▸ **Information given**
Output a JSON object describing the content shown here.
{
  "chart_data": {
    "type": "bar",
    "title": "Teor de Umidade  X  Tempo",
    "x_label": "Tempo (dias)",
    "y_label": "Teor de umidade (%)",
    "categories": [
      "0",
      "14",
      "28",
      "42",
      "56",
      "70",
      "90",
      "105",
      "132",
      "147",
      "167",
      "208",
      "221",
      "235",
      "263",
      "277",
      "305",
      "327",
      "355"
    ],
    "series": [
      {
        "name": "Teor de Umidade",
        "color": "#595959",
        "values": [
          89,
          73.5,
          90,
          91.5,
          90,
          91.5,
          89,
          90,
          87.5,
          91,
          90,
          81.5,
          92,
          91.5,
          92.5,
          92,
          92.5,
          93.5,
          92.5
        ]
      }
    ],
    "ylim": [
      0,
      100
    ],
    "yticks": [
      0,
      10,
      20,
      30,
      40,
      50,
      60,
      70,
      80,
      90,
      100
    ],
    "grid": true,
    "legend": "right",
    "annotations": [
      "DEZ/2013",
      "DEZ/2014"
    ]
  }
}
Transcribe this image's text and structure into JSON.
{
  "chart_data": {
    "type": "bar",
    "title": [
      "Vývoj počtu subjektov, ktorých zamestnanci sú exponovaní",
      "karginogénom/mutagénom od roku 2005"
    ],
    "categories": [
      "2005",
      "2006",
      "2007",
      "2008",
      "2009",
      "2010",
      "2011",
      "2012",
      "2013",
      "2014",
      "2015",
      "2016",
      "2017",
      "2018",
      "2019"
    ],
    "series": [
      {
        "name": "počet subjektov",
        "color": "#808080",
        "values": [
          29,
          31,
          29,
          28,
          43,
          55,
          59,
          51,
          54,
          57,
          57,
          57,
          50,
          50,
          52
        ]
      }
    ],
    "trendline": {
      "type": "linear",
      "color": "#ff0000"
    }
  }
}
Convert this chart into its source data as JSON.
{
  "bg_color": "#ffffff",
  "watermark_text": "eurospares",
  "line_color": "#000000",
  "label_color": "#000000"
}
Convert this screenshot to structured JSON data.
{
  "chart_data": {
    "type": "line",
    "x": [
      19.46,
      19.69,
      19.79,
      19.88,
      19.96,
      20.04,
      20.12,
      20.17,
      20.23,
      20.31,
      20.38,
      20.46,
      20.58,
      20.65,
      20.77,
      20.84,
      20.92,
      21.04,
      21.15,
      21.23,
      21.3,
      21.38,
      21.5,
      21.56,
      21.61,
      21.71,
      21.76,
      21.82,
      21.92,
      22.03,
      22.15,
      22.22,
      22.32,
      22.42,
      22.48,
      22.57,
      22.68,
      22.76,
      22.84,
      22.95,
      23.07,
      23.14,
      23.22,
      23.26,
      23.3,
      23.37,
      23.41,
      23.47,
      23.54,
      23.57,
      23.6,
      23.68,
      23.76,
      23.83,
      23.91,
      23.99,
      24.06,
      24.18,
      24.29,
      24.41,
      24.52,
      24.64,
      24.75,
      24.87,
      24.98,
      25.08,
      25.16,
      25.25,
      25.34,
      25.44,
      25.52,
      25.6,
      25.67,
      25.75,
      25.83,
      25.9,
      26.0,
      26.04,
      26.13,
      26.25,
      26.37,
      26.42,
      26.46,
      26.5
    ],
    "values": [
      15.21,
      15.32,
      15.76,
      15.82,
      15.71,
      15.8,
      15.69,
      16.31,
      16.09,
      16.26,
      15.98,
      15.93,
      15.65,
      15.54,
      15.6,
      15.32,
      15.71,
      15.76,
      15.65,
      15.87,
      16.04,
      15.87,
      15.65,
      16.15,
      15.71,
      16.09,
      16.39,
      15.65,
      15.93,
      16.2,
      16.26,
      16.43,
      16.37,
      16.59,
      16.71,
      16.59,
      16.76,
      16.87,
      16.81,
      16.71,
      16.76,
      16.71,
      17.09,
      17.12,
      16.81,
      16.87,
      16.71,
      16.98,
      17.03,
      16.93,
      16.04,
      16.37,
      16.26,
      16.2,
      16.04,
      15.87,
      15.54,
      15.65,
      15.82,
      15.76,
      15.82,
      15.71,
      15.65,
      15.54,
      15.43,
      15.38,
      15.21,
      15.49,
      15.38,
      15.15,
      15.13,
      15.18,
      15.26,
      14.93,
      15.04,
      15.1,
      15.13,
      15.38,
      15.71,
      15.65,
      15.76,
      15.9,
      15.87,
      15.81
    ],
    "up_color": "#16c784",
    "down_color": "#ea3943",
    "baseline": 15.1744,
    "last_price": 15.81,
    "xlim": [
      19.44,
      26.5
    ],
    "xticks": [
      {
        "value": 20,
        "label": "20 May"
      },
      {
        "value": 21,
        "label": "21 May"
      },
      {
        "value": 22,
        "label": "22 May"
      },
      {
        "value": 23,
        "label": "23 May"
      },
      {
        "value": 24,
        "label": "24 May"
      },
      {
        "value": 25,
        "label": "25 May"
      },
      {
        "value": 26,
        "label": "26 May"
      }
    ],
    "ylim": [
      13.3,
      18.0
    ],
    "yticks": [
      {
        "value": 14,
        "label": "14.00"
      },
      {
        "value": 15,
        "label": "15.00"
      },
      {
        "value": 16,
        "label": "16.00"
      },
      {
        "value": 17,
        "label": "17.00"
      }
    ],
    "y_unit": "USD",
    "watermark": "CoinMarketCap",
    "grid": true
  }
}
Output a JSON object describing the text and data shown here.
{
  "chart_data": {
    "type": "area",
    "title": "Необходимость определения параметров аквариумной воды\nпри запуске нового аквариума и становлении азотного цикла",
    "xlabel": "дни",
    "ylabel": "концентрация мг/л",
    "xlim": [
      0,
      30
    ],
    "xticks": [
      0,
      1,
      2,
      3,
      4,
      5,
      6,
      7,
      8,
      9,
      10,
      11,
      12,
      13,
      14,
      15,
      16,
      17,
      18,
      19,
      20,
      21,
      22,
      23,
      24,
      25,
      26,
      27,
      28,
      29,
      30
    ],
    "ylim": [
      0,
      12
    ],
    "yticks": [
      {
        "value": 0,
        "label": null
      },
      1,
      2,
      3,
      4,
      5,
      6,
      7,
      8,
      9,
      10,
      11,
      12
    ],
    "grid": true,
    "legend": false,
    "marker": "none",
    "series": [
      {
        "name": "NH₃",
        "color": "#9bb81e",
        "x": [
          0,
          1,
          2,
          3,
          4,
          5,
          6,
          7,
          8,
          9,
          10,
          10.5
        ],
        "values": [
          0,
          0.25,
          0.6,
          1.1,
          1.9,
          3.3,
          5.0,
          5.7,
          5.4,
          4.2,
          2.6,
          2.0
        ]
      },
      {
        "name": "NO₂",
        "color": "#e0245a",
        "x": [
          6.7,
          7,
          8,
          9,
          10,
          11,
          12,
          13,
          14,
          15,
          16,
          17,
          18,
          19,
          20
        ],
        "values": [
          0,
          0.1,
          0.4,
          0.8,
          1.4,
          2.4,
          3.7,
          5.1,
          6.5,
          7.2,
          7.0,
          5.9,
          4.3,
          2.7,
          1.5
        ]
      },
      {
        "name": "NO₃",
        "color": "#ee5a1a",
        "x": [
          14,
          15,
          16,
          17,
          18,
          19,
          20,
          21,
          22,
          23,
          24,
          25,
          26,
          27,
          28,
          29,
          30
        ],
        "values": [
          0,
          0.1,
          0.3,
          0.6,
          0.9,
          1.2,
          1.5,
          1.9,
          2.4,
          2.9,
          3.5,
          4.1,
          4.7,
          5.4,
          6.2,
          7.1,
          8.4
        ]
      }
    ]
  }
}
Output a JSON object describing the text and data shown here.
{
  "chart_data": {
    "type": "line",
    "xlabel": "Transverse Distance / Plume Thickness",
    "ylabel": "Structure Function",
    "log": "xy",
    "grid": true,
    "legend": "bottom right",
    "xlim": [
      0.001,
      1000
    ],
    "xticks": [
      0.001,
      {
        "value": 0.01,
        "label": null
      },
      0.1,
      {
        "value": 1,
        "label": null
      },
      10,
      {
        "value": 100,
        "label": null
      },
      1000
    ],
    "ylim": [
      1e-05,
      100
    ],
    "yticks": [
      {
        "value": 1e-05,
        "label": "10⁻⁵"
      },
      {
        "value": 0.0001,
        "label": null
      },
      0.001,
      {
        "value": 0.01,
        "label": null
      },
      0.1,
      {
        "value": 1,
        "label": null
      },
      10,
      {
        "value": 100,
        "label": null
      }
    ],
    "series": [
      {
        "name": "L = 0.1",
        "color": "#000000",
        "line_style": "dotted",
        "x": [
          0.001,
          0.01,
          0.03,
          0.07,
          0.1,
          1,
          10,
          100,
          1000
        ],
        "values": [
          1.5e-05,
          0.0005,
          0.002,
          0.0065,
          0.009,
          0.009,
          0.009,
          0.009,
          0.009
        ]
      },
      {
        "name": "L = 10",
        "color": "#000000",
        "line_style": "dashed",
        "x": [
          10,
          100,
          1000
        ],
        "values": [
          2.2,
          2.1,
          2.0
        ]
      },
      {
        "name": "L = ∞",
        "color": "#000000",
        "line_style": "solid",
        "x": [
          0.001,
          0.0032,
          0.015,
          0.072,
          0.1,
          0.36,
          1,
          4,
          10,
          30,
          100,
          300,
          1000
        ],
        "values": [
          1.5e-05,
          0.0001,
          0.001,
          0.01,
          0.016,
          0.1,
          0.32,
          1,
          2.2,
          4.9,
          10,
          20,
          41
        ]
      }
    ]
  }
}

▸ **Problem to solve**
Gather and return every line that holds the string "this".

▸ **Exercise response**
Transcribe this image's text and structure into JSON.
Convert this chart into its source data as JSON.
Convert this screenshot to structured JSON data.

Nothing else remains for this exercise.